### STATED GOAL
Can you reproduce word for word the material starting with its first line and going on through the line containing "depth-marker-top — [290, 29, 296, 35]", with both of those lines included?

==*==

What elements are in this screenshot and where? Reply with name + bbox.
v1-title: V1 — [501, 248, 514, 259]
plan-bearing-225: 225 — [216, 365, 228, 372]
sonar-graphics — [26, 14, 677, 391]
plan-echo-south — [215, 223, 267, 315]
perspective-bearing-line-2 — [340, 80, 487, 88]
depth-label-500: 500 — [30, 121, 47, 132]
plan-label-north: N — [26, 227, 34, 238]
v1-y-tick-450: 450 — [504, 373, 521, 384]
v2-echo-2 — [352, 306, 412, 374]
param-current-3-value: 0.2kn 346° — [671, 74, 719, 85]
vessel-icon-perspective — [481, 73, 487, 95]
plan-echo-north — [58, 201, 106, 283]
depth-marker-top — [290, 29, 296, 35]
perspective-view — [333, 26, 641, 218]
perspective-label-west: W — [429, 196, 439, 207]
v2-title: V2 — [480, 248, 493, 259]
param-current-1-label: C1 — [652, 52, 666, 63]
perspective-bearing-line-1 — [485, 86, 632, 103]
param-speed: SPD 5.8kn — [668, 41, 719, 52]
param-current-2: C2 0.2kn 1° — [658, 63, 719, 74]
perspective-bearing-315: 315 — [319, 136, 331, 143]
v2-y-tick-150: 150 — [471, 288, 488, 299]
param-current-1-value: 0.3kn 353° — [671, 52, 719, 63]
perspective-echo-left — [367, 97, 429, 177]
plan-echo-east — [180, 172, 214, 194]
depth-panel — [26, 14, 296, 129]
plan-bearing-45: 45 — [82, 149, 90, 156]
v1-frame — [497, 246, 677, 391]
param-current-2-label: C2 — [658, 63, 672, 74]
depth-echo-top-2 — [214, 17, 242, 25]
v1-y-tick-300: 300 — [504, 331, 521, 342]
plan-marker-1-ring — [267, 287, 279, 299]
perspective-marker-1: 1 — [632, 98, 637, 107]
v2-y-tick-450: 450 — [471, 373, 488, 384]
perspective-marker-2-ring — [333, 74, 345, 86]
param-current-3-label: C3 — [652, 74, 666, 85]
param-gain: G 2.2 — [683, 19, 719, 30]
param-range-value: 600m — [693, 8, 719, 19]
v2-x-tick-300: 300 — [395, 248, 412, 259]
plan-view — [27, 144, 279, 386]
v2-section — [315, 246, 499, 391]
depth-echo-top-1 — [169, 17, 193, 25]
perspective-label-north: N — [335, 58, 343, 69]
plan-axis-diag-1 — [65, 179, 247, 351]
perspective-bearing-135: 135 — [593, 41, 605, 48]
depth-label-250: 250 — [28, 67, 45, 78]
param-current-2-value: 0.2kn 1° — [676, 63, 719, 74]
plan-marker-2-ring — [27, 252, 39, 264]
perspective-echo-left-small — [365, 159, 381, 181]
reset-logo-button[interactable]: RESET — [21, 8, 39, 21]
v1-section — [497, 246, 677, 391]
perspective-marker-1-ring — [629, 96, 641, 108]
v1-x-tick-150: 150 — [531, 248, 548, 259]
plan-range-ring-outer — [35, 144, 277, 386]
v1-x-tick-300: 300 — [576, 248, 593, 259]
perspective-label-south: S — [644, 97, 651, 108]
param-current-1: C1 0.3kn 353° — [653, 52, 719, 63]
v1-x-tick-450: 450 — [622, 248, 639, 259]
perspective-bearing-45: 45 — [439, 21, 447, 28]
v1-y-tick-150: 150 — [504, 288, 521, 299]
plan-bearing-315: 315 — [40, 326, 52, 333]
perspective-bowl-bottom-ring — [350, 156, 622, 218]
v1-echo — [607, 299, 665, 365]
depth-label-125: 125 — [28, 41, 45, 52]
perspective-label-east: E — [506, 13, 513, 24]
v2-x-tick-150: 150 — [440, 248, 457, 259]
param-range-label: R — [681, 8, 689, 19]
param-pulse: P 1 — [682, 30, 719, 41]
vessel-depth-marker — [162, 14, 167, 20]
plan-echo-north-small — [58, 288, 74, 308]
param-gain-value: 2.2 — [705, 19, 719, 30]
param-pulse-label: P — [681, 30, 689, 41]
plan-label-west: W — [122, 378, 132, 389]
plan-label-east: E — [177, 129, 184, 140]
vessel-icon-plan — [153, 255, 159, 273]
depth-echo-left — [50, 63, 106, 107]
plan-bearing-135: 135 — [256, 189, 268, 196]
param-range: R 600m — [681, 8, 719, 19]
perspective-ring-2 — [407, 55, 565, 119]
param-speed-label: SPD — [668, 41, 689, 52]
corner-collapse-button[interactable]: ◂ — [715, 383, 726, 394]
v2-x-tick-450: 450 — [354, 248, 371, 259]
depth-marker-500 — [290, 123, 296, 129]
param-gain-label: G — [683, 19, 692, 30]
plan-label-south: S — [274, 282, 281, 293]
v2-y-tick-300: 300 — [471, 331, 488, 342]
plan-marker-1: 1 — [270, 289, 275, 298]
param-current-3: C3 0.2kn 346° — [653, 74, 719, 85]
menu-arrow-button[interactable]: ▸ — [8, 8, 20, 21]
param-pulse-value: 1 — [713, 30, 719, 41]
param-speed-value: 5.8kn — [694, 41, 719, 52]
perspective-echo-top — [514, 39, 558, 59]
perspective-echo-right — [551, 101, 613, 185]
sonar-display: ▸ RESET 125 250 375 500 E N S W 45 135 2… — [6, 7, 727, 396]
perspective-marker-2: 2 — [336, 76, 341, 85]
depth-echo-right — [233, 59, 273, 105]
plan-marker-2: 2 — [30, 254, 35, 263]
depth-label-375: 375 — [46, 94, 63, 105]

==*==

### SOLUTION TO THIS PROBLEM
What elements are in this screenshot and where? Reply with name + bbox.
v1-title: V1 — [501, 248, 514, 259]
plan-bearing-225: 225 — [216, 365, 228, 372]
sonar-graphics — [26, 14, 677, 391]
plan-echo-south — [215, 223, 267, 315]
perspective-bearing-line-2 — [340, 80, 487, 88]
depth-label-500: 500 — [30, 121, 47, 132]
plan-label-north: N — [26, 227, 34, 238]
v1-y-tick-450: 450 — [504, 373, 521, 384]
v2-echo-2 — [352, 306, 412, 374]
param-current-3-value: 0.2kn 346° — [671, 74, 719, 85]
vessel-icon-perspective — [481, 73, 487, 95]
plan-echo-north — [58, 201, 106, 283]
depth-marker-top — [290, 29, 296, 35]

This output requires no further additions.